## EXTRAIT DE PAGE
━━━━━━━━━━━━━━━━━━━━━━━━━━━━━━
JLG France : les employés menacent d'exploser plusieurs machines

Publié le 17 juillet 2009
Après New Fabris et Nortel, les salariés de JLG à Tonneins en France (47) menacent de faire sauter des machines. Cet article est issue de sources journalistiques ainsi que de l'interview par Wikinews d'un employé de JLG, ayant souhaité resté anonyme.

Situation

Un plan social annoncé en avril implique le licenciement de 53 des 163 employés, tandis que le sort des 110 autres n'est pas assuré.

JLG tonneins, largement bénéficiaire les années précédentes et rachetée en 2007 par un grand groupe américain, a depuis l'été 2008 une production très réduite du fait de la crise du secteur de la construction. Aussi, malgré les excellents chiffres des années passées, la direction américaine a ordonné de larges coupes dans l'entreprise.

Les pratiques de l'entreprise, renouvelant de très couteux avantages comme des voitures de fonctions pour ses plus haut salaires, font taches, comparées aux sacrifices, au silence, et à la dignité demandée par la direction aux licenciés.

La direction proposait une prime de 3.000 €. Les salariés, conscient des larges bénéfices produit par leur travail, souhaitent des primes de départ en rapport avec la richesse qu'ils ont produits. Leur délégation réclamait une prime "supra-légale" de 30.000 euros. Les négociations se sont rendues à 16.000 € Jeudi 16 juillet. Dans la nuit de jeudi à vendredi, un accord aurait été signé pour 30.000€ de prime au départ.

Interview

 
Photographie des machines menacées, Tonneins, France.
 WN 
Pouvez vous expliquer d'où s'inspirent les salariés de JLG pour faire de telles menaces ?
━━━━━━━━━━━━━━━━━━━━━━━━━━━━━━
## DONNÉES FOURNIES
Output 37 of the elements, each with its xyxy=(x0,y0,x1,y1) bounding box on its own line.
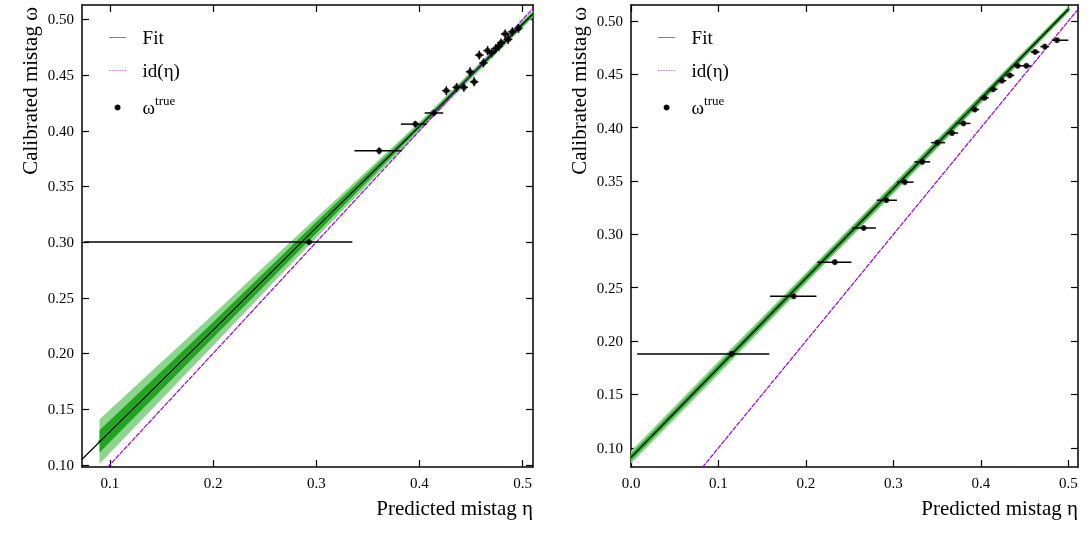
y-tick-label: 0.25 xyxy=(596,279,623,296)
y-tick-label: 0.45 xyxy=(47,67,74,84)
y-tick-label: 0.15 xyxy=(596,386,623,403)
y-tick-label: 0.30 xyxy=(596,226,623,243)
legend-label: Fit xyxy=(691,27,714,48)
x-tick-label: 0.4 xyxy=(971,474,991,491)
y-tick-label: 0.35 xyxy=(596,173,623,190)
x-axis-title: Predicted mistag η xyxy=(376,495,533,520)
legend-label: Fit xyxy=(142,27,165,48)
x-tick-label: 0.4 xyxy=(410,474,430,491)
legend-label: id(η) xyxy=(691,60,729,82)
y-tick-label: 0.50 xyxy=(47,11,74,28)
y-tick-label: 0.35 xyxy=(47,178,74,195)
y-tick-label: 0.45 xyxy=(596,66,623,83)
y-tick-label: 0.40 xyxy=(47,122,74,139)
y-axis-title: Calibrated mistag ω xyxy=(17,7,42,175)
y-tick-label: 0.10 xyxy=(47,456,74,473)
y-tick-label: 0.20 xyxy=(47,345,74,362)
y-tick-label: 0.50 xyxy=(596,13,623,29)
y-tick-label: 0.10 xyxy=(596,439,623,456)
x-tick-label: 0.2 xyxy=(796,474,816,491)
x-axis-title: Predicted mistag η xyxy=(921,495,1078,520)
x-tick-label: 0.2 xyxy=(203,474,223,491)
x-tick-label: 0.3 xyxy=(306,474,326,491)
y-tick-label: 0.20 xyxy=(596,333,623,350)
x-tick-label: 0.3 xyxy=(884,474,903,491)
x-tick-label: 0.5 xyxy=(513,474,533,491)
y-tick-label: 0.15 xyxy=(47,401,74,418)
x-tick-label: 0.1 xyxy=(100,474,120,491)
y-tick-label: 0.30 xyxy=(47,234,74,251)
y-axis-title: Calibrated mistag ω xyxy=(566,7,591,175)
y-tick-label: 0.40 xyxy=(596,119,623,136)
x-tick-label: 0.0 xyxy=(621,474,641,491)
x-tick-label: 0.1 xyxy=(709,474,728,491)
y-tick-label: 0.25 xyxy=(47,289,74,306)
x-tick-label: 0.5 xyxy=(1059,474,1078,491)
legend-label: id(η) xyxy=(142,60,180,82)
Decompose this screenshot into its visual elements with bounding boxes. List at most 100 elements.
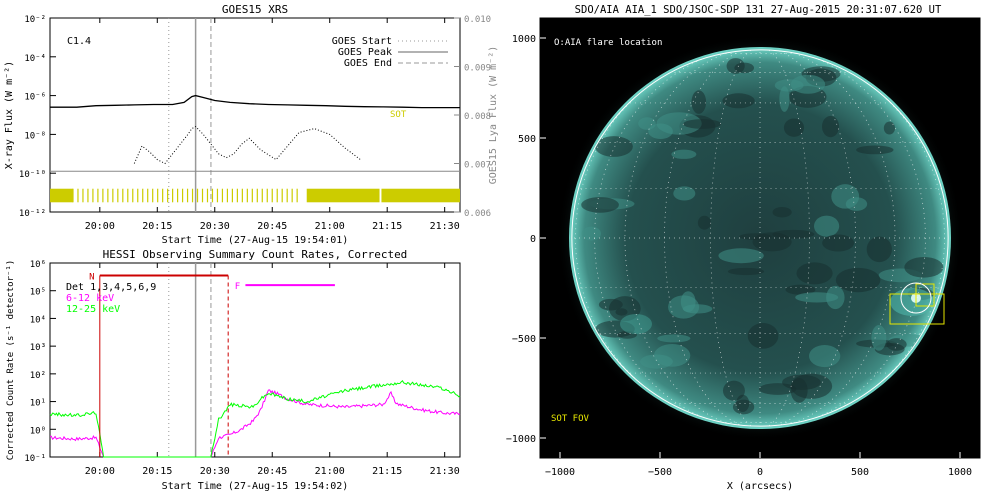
disk-dark-region (581, 197, 619, 213)
aia-flare-location-label: O:AIA flare location (554, 38, 662, 48)
goes-y2-tick-label: 0.006 (464, 209, 491, 219)
goes-x-tick-label: 20:45 (257, 221, 287, 232)
grid-longitude-line (664, 49, 761, 427)
disk-bright-region (795, 292, 839, 303)
disk-dark-region (866, 236, 892, 263)
aia-sot-fov-label: SOT FOV (551, 414, 590, 424)
aia-y-tick-label: 500 (518, 134, 536, 145)
hessi-x-tick-label: 20:45 (257, 466, 287, 477)
grid-longitude-line (759, 49, 856, 427)
sot-fov-box-0 (889, 293, 945, 325)
goes-x-tick-label: 20:15 (142, 221, 172, 232)
aia-flare-location-marker (900, 282, 932, 314)
disk-dark-region (886, 338, 907, 351)
hessi-night-label: N (89, 272, 94, 282)
disk-dark-region (683, 119, 722, 129)
goes-y2-tick-label: 0.010 (464, 15, 491, 25)
hessi-x-tick-label: 20:15 (142, 466, 172, 477)
aia-x-tick-label: −1000 (545, 467, 575, 478)
goes-series-dotted (133, 125, 361, 165)
goes-legend: GOES Start GOES Peak GOES End (332, 36, 448, 69)
disk-dark-region (883, 121, 896, 135)
disk-dark-region (727, 267, 765, 276)
disk-dark-region (785, 284, 816, 295)
sun-disk-features (581, 58, 944, 415)
goes-flare-class: C1.4 (67, 36, 91, 47)
hessi-y-tick-label: 10² (30, 371, 46, 381)
goes-series (50, 94, 460, 172)
disk-bright-region (673, 186, 696, 201)
hessi-x-tick-label: 21:15 (372, 466, 402, 477)
goes-y-tick-label: 10⁻² (24, 15, 46, 25)
hessi-x-label: Start Time (27-Aug-15 19:54:02) (162, 481, 349, 492)
goes-y2-tick-label: 0.009 (464, 64, 491, 74)
aia-y-tick-label: 0 (530, 234, 536, 245)
goes-y2-axis: 0.010 0.009 0.008 0.007 0.006 (454, 15, 491, 219)
sot-fov-box-1 (915, 283, 935, 307)
goes-y2-tick-label: 0.007 (464, 161, 491, 171)
aia-image (557, 35, 963, 441)
grid-longitude-line (710, 49, 761, 427)
hessi-y-tick-label: 10⁵ (30, 288, 46, 298)
disk-dark-region (821, 115, 840, 138)
goes-y2-label: GOES15 Lya Flux (W m⁻²) (488, 46, 499, 184)
hessi-flare-label: F (235, 282, 240, 292)
hessi-x-tick-label: 21:30 (430, 466, 460, 477)
goes-y-tick-label: 10⁻¹⁰ (19, 170, 46, 180)
goes-y-tick-label: 10⁻¹² (19, 209, 46, 219)
disk-dark-region (796, 262, 833, 285)
hessi-x-axis: 20:00 20:15 20:30 20:45 21:00 21:15 21:30 (85, 263, 460, 477)
disk-bright-region (682, 304, 713, 314)
goes-x-tick-label: 21:15 (372, 221, 402, 232)
hessi-x-tick-label: 20:00 (85, 466, 115, 477)
disk-bright-region (657, 334, 691, 343)
disk-dark-region (835, 267, 881, 293)
disk-bright-region (813, 215, 840, 237)
aia-y-tick-label: 1000 (512, 34, 536, 45)
hessi-series-1 (49, 380, 461, 458)
active-region-glow (890, 288, 934, 316)
hessi-event-markers (168, 263, 212, 457)
hessi-x-tick-label: 20:30 (200, 466, 230, 477)
goes-x-axis: 20:00 20:15 20:30 20:45 21:00 21:15 21:30 (85, 18, 460, 232)
hessi-x-tick-label: 21:00 (315, 466, 345, 477)
aia-x-label: X (arcsecs) (727, 481, 793, 492)
goes-obs-solid-segment (50, 188, 73, 203)
legend-goes-peak: GOES Peak (338, 47, 392, 58)
hessi-y-tick-label: 10¹ (30, 399, 46, 409)
hessi-legend-high: 12-25 keV (66, 304, 120, 315)
aia-title: SDO/AIA AIA_1 SDO/JSOC-SDP 131 27-Aug-20… (575, 4, 942, 16)
disk-dark-region (697, 215, 711, 230)
disk-bright-region (718, 248, 764, 264)
hessi-title: HESSI Observing Summary Count Rates, Cor… (103, 248, 408, 261)
goes-observation-bar (50, 188, 460, 203)
goes-x-tick-label: 21:30 (430, 221, 460, 232)
disk-dark-region (790, 373, 833, 399)
goes-x-label: Start Time (27-Aug-15 19:54:01) (162, 235, 349, 246)
sot-fov-boxes (889, 283, 945, 325)
hessi-y-tick-label: 10⁻¹ (24, 454, 46, 464)
hessi-series (49, 380, 461, 458)
disk-dark-region (691, 90, 707, 114)
grid-longitude-line (594, 49, 761, 427)
disk-dark-region (822, 234, 855, 252)
disk-dark-region (732, 399, 755, 415)
disk-bright-region (581, 226, 601, 241)
hessi-y-tick-label: 10⁶ (30, 260, 46, 270)
hessi-detectors-label: Det 1,3,4,5,6,9 (66, 282, 156, 293)
disk-bright-region (648, 123, 673, 140)
hessi-y-tick-label: 10³ (30, 343, 46, 353)
hessi-y-axis: 10⁶ 10⁵ 10⁴ 10³ 10² 10¹ 10⁰ 10⁻¹ (24, 260, 56, 464)
goes-sot-label: SOT (390, 110, 407, 120)
solar-limb (571, 49, 949, 427)
aia-y-axis: 1000 500 0 −500 −1000 (506, 34, 546, 445)
legend-goes-start: GOES Start (332, 36, 392, 47)
disk-dark-region (904, 256, 944, 278)
disk-bright-region (871, 325, 887, 351)
disk-dark-region (772, 229, 815, 239)
aia-x-tick-label: 0 (757, 467, 763, 478)
disk-bright-region (779, 86, 790, 112)
disk-dark-region (615, 308, 628, 316)
goes-obs-solid-segment (306, 188, 380, 203)
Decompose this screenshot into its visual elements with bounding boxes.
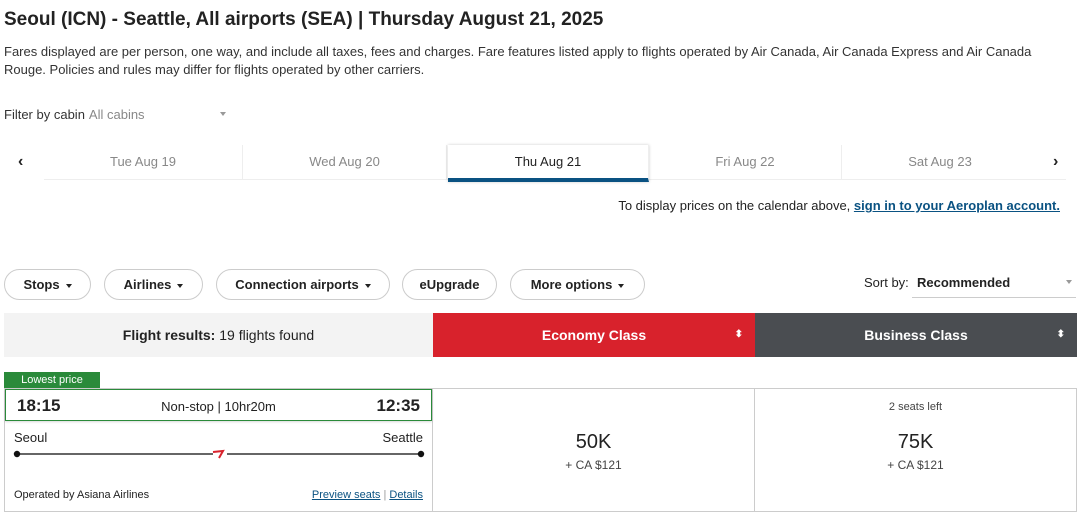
economy-points: 50K	[575, 431, 612, 453]
origin-city: Seoul	[14, 430, 48, 445]
results-label: Flight results:	[122, 327, 216, 343]
economy-fare[interactable]: 50K + CA $121	[433, 388, 755, 512]
date-tab[interactable]: Fri Aug 22	[649, 145, 842, 180]
stops-filter-button[interactable]: Stops	[4, 269, 91, 300]
details-link[interactable]: Details	[389, 489, 423, 501]
arrive-time: 12:35	[376, 396, 420, 415]
flight-summary: Non-stop | 10hr20m	[161, 399, 276, 414]
airlines-filter-button[interactable]: Airlines	[104, 269, 203, 300]
economy-class-header[interactable]: Economy Class ⬍	[433, 313, 755, 357]
eupgrade-button[interactable]: eUpgrade	[402, 269, 497, 300]
destination-city: Seattle	[382, 430, 423, 445]
lowest-price-badge: Lowest price	[4, 372, 100, 388]
signin-text: To display prices on the calendar above,	[618, 198, 854, 213]
business-points: 75K	[897, 431, 934, 453]
business-fare[interactable]: 2 seats left 75K + CA $121	[755, 388, 1077, 512]
cabin-filter-value: All cabins	[88, 107, 145, 122]
more-options-button[interactable]: More options	[510, 269, 645, 300]
economy-label: Economy Class	[541, 327, 647, 343]
date-tab[interactable]: Wed Aug 20	[243, 145, 447, 180]
sort-icon: ⬍	[734, 329, 743, 340]
preview-seats-link[interactable]: Preview seats	[311, 489, 381, 501]
cabin-filter[interactable]: Filter by cabin All cabins	[4, 107, 229, 123]
results-summary: Flight results: 19 flights found	[4, 313, 433, 357]
flight-times: 18:15 Non-stop | 10hr20m 12:35	[5, 389, 432, 421]
signin-link[interactable]: sign in to your Aeroplan account.	[853, 198, 1060, 213]
flight-card[interactable]: 18:15 Non-stop | 10hr20m 12:35 Seoul Sea…	[4, 388, 433, 512]
chevron-down-icon	[1066, 280, 1072, 284]
sort-select[interactable]: Recommended	[912, 270, 1076, 298]
date-tab[interactable]: Tue Aug 19	[44, 145, 243, 180]
date-tab[interactable]: Sat Aug 23	[908, 154, 972, 169]
results-count: 19 flights found	[219, 327, 315, 343]
chevron-left-icon[interactable]: ‹	[18, 153, 24, 170]
depart-time: 18:15	[17, 396, 61, 415]
business-tax: + CA $121	[887, 458, 944, 472]
page-title: Seoul (ICN) - Seattle, All airports (SEA…	[4, 9, 604, 30]
date-tab-active[interactable]: Thu Aug 21	[448, 145, 649, 182]
caret-down-icon	[364, 283, 371, 288]
caret-down-icon	[65, 283, 72, 288]
sort-label: Sort by:	[864, 275, 909, 290]
business-class-header[interactable]: Business Class ⬍	[755, 313, 1077, 357]
stops-label: Stops	[23, 277, 60, 292]
sort-value: Recommended	[917, 275, 1011, 290]
cabin-filter-label: Filter by cabin	[4, 107, 85, 122]
sort-icon: ⬍	[1056, 329, 1065, 340]
caret-down-icon	[177, 283, 184, 288]
route-line	[13, 449, 425, 459]
signin-prompt: To display prices on the calendar above,…	[618, 198, 1060, 213]
date-tabs: ‹ Tue Aug 19 Wed Aug 20 Thu Aug 21 Fri A…	[0, 145, 1080, 182]
connection-airports-button[interactable]: Connection airports	[216, 269, 390, 300]
connection-label: Connection airports	[235, 277, 359, 292]
operator: Operated by Asiana Airlines	[14, 489, 150, 501]
airline-logo-icon	[212, 449, 225, 459]
chevron-down-icon	[220, 112, 226, 116]
economy-tax: + CA $121	[565, 458, 622, 472]
caret-down-icon	[618, 283, 625, 288]
fare-note: Fares displayed are per person, one way,…	[4, 44, 1032, 77]
airlines-label: Airlines	[123, 277, 172, 292]
seats-left: 2 seats left	[888, 401, 943, 413]
more-options-label: More options	[530, 277, 613, 292]
chevron-right-icon[interactable]: ›	[1053, 153, 1059, 170]
business-label: Business Class	[864, 327, 968, 343]
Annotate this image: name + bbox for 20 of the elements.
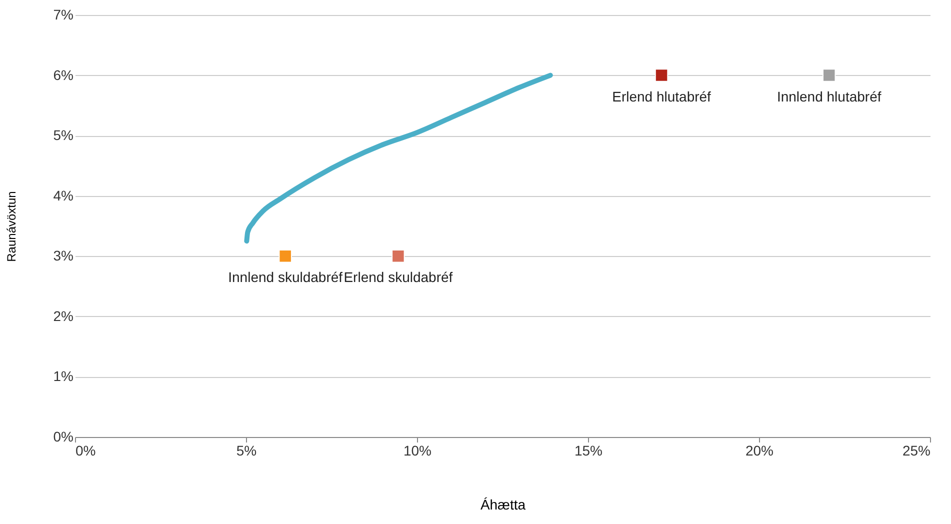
━━━━━━━━━━━━━━━━━━━━━━━━━━━━━━
Reproduisez fidèlement le passage de l'article sur JLG à Tonneins, en commençant par "JLG France : les" et en allant jusqu'à "n'est pas assuré." inclus. Les enregistrements forment un matériau distinct de l'article.

JLG France : les employés menacent d'exploser plusieurs machines

Publié le 17 juillet 2009
Après New Fabris et Nortel, les salariés de JLG à Tonneins en France (47) menacent de faire sauter des machines. Cet article est issue de sources journalistiques ainsi que de l'interview par Wikinews d'un employé de JLG, ayant souhaité resté anonyme.

Situation

Un plan social annoncé en avril implique le licenciement de 53 des 163 employés, tandis que le sort des 110 autres n'est pas assuré.